Copy out, from the entries below, each line holding the string "text".

# Start of Entries

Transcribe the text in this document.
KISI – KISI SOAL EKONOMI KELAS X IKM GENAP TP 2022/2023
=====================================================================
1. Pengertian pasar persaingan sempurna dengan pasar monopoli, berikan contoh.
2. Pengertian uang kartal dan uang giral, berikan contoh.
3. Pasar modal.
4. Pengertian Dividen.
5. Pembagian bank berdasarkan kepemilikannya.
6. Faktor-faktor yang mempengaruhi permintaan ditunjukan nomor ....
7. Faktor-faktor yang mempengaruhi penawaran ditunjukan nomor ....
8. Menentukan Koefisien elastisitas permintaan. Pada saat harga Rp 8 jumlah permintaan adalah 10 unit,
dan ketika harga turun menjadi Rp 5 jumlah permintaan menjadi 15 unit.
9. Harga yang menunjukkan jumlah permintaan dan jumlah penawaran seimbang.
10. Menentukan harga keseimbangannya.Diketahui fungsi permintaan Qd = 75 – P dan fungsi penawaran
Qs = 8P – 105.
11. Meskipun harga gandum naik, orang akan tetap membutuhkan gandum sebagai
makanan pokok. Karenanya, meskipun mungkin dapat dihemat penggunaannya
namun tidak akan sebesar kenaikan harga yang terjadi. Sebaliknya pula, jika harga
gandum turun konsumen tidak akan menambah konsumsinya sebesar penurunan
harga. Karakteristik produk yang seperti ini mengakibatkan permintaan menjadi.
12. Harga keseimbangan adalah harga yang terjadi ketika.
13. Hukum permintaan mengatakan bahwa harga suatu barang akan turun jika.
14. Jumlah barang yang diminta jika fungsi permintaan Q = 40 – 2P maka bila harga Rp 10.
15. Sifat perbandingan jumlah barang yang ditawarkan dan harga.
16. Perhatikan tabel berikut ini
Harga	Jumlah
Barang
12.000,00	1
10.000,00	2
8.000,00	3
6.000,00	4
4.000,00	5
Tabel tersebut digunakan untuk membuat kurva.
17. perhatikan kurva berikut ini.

# End of Entries
# Start of Entries

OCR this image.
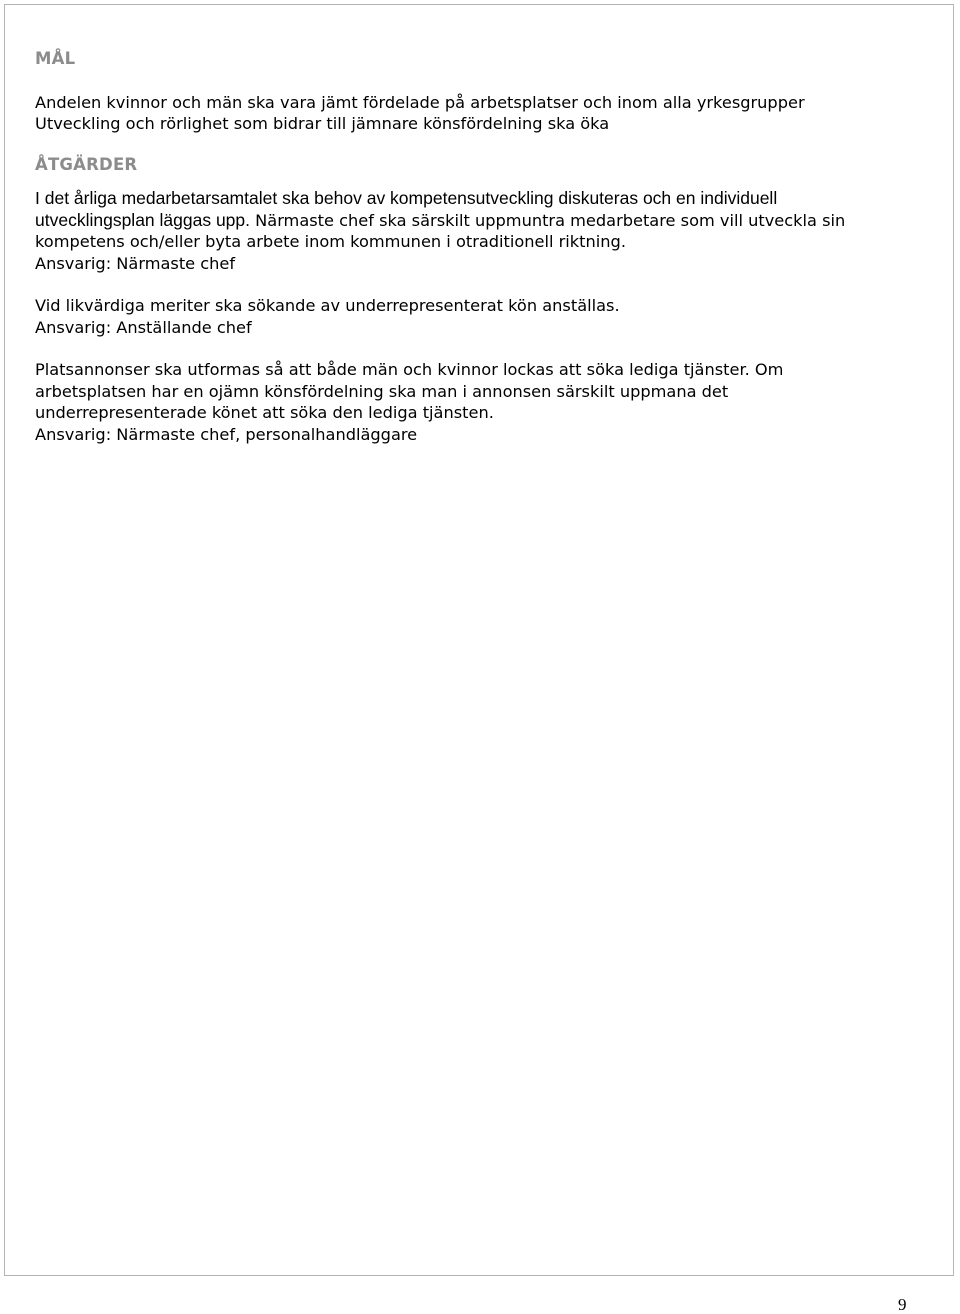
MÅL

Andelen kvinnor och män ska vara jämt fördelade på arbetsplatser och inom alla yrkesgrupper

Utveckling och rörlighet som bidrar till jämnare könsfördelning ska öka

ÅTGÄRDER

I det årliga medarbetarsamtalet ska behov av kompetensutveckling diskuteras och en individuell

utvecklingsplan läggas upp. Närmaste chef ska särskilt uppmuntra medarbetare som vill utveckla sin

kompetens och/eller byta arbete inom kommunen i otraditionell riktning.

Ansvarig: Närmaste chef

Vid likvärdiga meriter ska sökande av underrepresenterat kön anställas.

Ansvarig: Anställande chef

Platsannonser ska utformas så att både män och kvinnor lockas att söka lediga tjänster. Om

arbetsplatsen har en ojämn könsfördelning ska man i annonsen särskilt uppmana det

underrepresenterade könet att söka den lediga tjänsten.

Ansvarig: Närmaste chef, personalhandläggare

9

# End of Entries
# Start of Entries

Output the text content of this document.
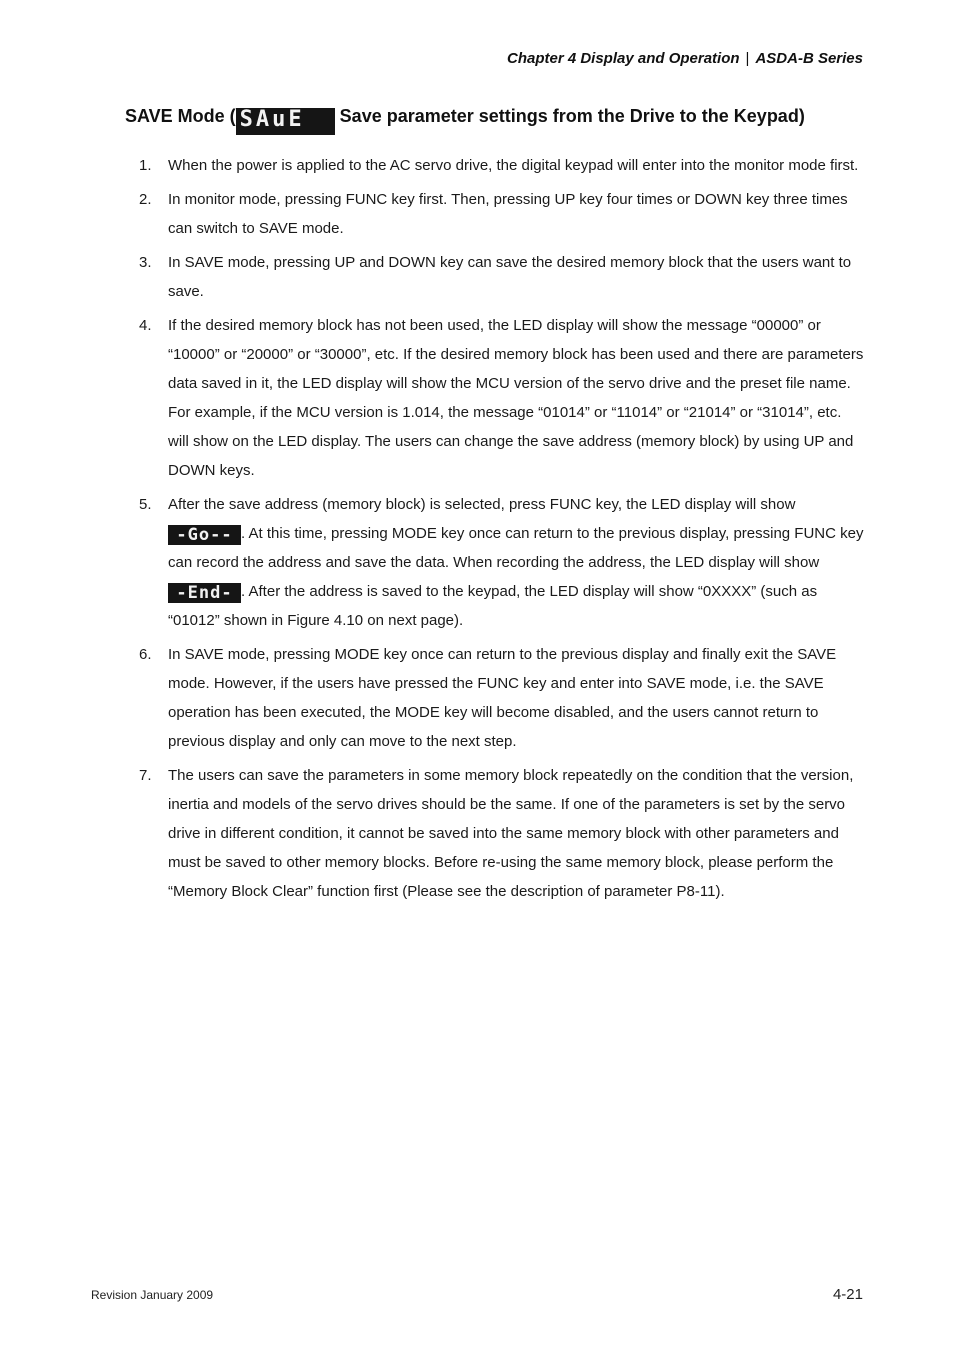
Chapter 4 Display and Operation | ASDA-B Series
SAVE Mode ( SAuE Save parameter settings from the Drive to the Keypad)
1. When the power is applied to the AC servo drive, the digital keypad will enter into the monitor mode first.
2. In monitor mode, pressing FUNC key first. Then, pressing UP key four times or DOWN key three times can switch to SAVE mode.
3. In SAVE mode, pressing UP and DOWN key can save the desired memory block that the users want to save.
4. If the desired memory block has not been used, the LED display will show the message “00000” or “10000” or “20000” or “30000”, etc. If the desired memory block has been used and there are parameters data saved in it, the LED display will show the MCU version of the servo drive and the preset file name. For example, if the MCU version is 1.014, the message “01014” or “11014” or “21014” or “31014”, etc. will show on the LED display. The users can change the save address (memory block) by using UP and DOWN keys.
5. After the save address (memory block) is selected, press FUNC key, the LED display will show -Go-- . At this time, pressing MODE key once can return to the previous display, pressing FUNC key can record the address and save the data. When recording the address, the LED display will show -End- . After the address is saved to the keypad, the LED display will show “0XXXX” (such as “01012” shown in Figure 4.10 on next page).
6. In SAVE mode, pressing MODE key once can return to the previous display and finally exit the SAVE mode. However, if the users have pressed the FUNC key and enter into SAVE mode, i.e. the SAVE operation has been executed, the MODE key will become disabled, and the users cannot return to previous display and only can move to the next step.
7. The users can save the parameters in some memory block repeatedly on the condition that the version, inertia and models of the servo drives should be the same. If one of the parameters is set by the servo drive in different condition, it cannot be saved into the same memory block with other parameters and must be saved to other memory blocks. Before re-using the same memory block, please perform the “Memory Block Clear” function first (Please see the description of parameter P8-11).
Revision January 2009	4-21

# End of Entries

> _Response to the task_
Transcribe the text in this document.
Output the text content of this document.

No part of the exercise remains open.